**EXERCISE GOAL**
Give only the number of lines in the records below that contain the word "durch".

Records excerpted from a collection
== == ==
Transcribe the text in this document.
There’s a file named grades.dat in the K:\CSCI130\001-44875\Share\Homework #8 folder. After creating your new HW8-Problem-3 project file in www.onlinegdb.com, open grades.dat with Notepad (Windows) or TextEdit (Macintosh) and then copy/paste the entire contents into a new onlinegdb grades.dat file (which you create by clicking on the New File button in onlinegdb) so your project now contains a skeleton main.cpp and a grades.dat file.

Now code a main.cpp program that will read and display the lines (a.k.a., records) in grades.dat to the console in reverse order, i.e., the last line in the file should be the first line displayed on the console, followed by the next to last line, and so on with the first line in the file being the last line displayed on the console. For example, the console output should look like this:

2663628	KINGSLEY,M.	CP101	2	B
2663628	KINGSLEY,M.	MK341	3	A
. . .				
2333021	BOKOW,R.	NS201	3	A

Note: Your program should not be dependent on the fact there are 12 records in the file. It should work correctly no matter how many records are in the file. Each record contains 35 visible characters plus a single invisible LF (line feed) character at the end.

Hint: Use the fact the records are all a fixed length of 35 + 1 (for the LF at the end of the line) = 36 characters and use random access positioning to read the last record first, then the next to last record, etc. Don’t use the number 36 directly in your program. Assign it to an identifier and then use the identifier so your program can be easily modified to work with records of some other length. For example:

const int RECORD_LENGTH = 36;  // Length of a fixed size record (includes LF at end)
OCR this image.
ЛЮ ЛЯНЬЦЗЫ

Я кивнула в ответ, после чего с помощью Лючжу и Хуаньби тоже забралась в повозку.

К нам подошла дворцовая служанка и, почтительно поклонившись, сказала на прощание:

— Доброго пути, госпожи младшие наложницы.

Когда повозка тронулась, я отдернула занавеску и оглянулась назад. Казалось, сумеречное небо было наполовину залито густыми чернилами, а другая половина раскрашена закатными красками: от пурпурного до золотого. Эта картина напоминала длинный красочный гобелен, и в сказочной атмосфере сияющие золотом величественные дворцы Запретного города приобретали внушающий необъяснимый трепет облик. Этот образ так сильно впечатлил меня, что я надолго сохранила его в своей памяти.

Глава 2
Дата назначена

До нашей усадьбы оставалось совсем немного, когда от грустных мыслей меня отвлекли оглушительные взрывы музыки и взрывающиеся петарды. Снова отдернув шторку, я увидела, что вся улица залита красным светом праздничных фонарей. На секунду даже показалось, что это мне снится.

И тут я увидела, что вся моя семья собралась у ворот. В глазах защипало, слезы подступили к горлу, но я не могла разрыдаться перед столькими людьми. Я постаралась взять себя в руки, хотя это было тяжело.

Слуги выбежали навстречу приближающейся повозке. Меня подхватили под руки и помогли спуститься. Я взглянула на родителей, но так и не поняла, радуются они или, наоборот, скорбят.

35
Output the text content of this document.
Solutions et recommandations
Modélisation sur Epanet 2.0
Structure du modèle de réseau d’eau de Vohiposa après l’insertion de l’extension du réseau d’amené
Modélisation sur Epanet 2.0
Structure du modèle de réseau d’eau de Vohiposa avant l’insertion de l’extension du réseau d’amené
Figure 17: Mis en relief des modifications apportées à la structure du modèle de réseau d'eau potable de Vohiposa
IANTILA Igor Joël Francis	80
== == ==
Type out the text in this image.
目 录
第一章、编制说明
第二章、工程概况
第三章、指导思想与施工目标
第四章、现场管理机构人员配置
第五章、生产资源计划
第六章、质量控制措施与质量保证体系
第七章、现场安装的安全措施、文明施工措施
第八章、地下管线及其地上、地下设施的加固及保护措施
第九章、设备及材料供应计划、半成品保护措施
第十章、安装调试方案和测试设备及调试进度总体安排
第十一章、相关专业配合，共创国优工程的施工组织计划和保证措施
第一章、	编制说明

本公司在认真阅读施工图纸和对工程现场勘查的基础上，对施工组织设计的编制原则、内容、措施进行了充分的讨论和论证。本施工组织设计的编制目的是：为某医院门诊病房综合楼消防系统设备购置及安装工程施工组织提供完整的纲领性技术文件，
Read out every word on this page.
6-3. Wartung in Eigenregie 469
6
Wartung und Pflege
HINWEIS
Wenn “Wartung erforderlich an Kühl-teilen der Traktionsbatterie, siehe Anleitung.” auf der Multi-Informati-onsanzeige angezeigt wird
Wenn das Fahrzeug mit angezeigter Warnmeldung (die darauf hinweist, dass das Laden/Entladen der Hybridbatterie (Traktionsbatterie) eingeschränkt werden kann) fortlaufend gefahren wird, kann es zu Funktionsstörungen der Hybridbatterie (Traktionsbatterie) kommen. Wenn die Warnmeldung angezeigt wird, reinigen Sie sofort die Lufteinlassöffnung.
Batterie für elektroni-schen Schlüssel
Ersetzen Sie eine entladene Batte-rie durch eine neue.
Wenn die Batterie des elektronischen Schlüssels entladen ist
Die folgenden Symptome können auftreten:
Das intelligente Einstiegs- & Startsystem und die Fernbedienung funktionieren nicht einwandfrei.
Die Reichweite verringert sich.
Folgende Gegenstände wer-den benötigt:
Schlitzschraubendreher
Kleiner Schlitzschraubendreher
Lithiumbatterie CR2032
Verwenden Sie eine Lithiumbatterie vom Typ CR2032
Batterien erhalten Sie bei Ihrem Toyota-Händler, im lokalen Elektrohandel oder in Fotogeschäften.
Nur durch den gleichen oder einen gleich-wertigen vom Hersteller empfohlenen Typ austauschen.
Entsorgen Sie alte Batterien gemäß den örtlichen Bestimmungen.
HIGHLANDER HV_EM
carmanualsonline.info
== == ==
**COMPLETE OUTPUT**
2